» **AIM OF THE EXERCISE**
Pull out every line below that contains the word "title".

[START]

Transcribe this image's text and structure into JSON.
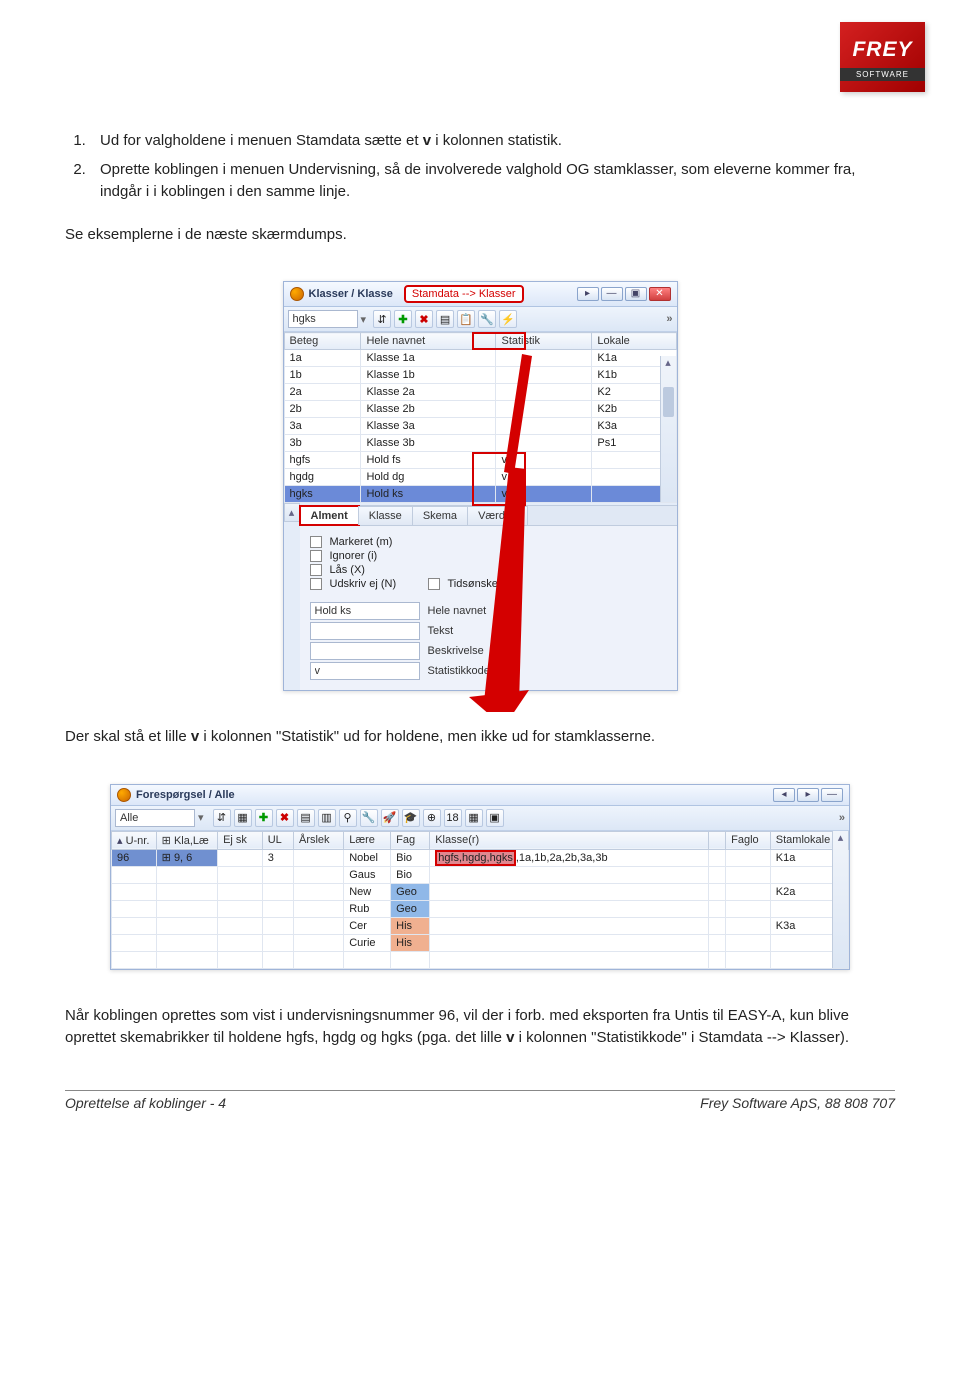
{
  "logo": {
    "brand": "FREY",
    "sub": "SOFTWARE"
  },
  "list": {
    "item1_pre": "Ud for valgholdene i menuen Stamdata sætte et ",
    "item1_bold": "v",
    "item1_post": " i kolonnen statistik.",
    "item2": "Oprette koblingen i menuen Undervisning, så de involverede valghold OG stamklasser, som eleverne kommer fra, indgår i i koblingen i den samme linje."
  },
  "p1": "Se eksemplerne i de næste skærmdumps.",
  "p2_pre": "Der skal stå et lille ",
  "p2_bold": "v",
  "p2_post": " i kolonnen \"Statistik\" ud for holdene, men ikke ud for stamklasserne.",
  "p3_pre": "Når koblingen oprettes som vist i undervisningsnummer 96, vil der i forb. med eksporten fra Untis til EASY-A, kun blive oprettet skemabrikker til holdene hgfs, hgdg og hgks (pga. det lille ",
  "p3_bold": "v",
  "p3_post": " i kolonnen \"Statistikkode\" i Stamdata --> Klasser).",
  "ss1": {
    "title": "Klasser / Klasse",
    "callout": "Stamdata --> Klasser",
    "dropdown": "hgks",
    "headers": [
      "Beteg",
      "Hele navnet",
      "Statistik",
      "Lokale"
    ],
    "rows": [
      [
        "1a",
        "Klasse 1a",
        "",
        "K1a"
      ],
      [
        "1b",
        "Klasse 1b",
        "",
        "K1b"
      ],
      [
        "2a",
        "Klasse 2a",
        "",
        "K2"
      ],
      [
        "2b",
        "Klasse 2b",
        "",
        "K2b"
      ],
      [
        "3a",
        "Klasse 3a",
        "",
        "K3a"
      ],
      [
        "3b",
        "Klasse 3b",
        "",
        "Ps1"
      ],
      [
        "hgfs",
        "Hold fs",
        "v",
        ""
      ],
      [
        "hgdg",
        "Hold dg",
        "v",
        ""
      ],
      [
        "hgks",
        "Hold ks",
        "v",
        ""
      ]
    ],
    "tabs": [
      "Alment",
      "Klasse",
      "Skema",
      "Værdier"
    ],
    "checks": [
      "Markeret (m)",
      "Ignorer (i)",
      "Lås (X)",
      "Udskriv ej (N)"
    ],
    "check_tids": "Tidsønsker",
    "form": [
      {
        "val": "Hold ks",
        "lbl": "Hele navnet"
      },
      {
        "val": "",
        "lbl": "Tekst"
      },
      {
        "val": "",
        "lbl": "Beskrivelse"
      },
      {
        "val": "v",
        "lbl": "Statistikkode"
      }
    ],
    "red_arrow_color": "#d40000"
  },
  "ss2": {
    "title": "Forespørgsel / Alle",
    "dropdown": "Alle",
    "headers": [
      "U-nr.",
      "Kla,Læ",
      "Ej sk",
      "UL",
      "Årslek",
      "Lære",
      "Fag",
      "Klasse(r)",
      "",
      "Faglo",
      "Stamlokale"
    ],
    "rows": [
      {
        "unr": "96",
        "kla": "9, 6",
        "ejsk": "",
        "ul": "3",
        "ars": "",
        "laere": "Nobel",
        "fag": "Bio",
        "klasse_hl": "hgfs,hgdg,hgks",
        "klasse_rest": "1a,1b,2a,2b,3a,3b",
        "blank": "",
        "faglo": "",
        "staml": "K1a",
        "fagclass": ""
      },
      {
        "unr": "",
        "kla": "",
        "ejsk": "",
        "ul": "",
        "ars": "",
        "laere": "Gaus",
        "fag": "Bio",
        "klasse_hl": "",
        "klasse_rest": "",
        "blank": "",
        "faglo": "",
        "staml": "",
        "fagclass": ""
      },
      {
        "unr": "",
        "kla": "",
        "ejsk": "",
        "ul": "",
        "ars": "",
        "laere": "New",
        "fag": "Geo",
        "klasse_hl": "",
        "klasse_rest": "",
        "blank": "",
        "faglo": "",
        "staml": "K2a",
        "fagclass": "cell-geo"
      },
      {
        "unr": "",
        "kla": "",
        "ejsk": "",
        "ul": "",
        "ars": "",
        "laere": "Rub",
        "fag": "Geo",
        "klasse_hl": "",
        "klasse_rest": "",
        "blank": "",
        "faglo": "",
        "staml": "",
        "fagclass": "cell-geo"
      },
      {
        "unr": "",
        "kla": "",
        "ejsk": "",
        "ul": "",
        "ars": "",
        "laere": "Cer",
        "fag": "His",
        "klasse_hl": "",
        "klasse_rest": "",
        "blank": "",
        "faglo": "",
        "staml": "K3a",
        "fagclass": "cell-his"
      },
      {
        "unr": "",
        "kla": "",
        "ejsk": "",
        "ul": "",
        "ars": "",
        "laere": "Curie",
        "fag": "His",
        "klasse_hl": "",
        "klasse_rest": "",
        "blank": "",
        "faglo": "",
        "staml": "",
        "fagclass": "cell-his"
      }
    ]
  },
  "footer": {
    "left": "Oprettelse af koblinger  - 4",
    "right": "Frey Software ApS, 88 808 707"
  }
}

[END]

» **THE REPLY**
    "title": "Klasser / Klasse",
    "title": "Forespørgsel / Alle",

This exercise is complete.